*Short exercise*. Gather up all lines that carry the word "cabbage".

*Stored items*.

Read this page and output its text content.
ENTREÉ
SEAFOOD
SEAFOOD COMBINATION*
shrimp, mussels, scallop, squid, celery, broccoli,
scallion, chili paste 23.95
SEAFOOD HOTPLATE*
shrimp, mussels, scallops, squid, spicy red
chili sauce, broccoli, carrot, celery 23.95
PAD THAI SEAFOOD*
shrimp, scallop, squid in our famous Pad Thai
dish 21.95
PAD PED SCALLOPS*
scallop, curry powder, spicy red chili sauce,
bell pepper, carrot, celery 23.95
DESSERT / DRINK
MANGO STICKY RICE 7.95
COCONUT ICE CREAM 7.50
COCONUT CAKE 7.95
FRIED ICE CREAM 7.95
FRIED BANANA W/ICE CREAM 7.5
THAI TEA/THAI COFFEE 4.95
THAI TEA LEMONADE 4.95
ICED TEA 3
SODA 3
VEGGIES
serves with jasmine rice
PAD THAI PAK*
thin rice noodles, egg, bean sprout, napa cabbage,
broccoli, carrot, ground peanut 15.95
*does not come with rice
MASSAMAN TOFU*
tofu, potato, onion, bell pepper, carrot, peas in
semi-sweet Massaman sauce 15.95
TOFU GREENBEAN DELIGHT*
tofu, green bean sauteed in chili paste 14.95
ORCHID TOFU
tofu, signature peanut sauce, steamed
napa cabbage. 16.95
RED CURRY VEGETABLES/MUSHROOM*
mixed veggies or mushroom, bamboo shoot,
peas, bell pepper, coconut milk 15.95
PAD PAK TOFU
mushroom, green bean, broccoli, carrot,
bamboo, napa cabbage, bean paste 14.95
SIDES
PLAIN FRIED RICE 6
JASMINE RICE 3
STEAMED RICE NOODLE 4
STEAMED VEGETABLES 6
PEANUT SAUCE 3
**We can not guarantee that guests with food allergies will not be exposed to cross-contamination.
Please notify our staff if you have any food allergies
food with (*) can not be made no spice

*Written response*.
thin rice noodles, egg, bean sprout, napa cabbage,
napa cabbage. 16.95
bamboo, napa cabbage, bean paste 14.95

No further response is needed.